**Given task**
Copy all lines of the listing that include the string "title".
# Start of Material shown
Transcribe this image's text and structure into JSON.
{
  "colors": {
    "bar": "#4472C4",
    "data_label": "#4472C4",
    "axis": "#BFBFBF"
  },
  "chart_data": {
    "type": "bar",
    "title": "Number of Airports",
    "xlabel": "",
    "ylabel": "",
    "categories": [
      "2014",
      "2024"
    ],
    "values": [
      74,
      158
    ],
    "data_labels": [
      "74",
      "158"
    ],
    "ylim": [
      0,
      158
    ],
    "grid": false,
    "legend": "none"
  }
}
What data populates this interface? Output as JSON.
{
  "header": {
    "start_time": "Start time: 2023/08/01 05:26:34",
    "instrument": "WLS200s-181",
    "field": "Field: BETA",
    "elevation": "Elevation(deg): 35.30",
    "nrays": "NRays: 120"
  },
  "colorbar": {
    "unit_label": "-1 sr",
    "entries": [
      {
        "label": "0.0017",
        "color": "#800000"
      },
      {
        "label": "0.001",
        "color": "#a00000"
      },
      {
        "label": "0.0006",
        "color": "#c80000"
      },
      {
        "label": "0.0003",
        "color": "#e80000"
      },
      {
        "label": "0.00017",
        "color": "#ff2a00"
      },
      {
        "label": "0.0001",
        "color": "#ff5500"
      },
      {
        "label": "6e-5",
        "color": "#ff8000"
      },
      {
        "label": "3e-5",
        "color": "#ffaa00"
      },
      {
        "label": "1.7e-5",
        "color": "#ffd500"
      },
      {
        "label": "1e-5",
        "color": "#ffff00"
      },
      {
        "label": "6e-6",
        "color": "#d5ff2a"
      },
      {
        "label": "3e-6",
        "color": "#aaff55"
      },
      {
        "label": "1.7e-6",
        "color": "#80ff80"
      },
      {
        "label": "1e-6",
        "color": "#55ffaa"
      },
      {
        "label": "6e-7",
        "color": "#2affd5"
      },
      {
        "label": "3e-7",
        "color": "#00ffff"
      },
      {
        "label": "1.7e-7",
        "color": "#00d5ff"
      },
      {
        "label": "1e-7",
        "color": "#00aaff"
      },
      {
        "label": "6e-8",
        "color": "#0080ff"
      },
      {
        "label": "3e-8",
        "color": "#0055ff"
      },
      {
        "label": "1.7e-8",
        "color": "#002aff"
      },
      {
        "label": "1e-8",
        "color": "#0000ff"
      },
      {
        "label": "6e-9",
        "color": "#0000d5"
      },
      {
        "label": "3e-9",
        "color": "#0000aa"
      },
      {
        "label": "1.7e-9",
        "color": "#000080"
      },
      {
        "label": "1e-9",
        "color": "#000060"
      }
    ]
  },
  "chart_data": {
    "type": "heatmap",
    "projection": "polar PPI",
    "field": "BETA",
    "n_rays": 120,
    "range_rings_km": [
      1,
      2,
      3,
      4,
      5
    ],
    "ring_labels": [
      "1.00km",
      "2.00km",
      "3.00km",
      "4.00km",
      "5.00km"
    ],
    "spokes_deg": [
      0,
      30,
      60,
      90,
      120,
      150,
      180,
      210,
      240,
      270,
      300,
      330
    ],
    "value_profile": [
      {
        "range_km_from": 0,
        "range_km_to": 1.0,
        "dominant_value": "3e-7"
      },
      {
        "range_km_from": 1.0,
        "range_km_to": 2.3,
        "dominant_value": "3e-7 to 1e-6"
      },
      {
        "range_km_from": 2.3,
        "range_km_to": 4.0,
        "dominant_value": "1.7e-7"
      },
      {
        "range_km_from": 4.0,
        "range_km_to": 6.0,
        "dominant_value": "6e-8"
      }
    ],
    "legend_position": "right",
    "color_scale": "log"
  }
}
# End of Material shown
# Start of Material shown
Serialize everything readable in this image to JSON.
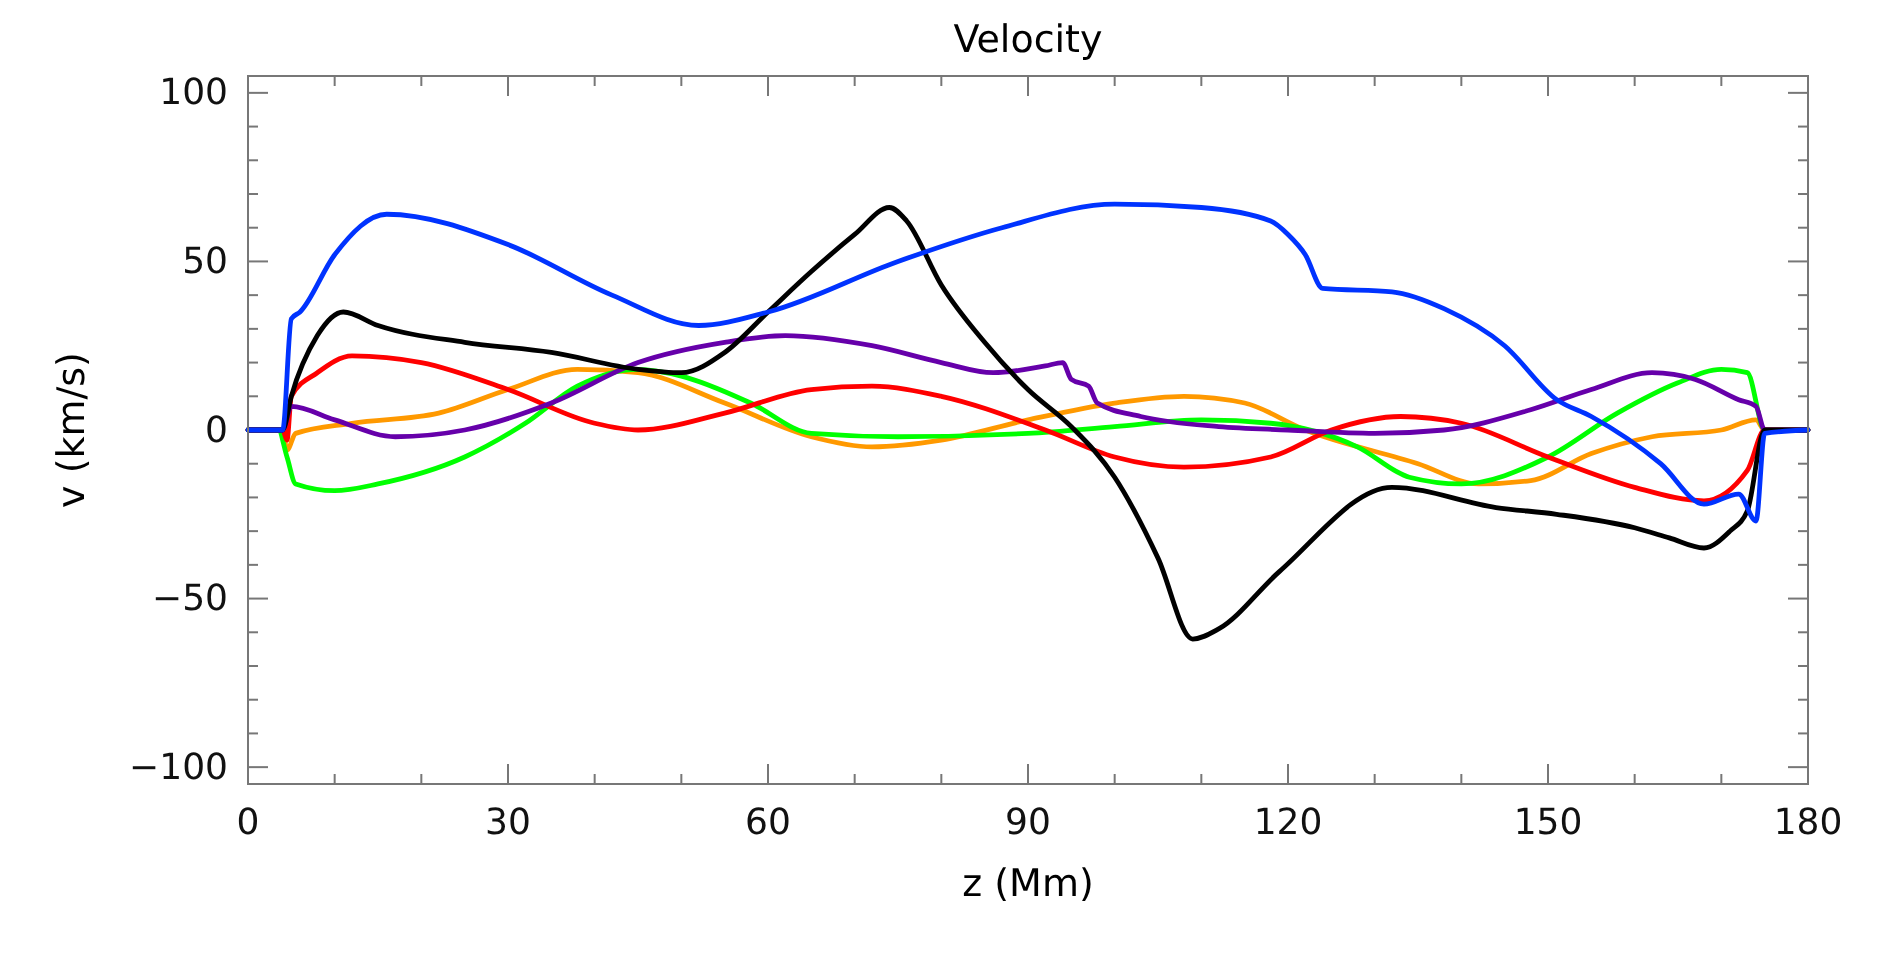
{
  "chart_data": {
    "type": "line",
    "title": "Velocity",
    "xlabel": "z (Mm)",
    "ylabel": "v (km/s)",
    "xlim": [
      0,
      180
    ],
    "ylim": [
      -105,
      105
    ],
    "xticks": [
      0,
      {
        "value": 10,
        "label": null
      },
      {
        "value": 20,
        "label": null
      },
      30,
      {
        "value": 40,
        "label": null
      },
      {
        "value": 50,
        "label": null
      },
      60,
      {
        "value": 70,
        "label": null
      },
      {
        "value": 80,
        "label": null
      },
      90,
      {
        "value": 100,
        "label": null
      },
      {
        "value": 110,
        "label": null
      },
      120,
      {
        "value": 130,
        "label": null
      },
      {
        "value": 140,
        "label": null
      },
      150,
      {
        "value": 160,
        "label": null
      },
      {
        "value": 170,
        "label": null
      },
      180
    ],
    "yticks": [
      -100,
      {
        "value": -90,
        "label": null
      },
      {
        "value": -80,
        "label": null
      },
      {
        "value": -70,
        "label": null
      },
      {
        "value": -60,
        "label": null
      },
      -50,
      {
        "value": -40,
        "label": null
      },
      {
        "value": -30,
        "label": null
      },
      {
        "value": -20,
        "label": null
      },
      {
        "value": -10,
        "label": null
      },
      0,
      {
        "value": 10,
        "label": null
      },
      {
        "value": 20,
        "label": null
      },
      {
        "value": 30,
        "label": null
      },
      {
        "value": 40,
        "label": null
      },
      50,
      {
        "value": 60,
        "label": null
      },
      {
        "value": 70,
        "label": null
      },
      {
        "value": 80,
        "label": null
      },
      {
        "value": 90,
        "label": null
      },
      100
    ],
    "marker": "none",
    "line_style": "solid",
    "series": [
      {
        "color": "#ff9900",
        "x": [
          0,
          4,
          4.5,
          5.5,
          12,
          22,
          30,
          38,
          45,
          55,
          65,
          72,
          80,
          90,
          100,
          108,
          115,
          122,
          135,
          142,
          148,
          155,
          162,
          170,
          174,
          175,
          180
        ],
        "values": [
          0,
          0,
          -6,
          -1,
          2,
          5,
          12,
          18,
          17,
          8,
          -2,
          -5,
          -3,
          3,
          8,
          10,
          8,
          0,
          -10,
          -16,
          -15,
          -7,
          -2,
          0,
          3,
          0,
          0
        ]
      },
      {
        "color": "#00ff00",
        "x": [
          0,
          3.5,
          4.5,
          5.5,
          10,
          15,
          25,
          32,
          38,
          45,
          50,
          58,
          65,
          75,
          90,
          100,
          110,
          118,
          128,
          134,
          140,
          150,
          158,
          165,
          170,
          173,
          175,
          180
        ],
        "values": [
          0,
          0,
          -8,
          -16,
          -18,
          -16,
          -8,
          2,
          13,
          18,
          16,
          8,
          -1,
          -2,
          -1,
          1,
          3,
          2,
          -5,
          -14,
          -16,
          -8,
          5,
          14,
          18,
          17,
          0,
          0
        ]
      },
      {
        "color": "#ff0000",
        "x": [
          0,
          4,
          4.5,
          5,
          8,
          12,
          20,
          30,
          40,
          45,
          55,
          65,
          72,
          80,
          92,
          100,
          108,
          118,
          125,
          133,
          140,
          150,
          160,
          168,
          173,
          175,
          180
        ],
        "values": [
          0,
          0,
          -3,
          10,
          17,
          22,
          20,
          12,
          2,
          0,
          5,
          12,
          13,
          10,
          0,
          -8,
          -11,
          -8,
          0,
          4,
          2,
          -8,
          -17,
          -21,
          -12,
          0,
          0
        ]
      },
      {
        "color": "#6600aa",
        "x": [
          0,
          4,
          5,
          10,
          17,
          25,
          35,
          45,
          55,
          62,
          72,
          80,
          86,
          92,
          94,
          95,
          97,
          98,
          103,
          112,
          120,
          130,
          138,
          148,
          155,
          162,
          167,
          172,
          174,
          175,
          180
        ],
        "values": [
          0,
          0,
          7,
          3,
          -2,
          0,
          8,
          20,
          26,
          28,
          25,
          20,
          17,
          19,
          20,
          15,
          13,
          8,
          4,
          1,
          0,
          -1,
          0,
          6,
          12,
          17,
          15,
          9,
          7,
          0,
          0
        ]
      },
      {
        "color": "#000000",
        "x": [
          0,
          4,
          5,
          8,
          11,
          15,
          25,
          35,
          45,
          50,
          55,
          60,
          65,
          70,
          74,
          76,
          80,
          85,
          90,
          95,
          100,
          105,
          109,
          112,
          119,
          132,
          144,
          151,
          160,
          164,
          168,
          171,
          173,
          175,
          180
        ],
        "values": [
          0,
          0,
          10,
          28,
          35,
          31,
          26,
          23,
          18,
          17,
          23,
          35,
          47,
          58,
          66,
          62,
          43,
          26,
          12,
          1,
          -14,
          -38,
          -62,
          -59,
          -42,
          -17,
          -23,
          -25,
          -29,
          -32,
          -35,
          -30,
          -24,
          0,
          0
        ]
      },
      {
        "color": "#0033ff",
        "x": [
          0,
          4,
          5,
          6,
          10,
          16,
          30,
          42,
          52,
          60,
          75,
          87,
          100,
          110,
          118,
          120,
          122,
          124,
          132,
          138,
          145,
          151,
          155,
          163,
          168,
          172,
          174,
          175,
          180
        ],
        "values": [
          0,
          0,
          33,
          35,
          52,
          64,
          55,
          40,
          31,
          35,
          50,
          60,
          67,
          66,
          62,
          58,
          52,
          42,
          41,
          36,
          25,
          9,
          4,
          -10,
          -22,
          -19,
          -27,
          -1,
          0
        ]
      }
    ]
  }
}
# End of Material shown
**Exercise solution**
    "title": "Number of Airports",
    "title": "Velocity",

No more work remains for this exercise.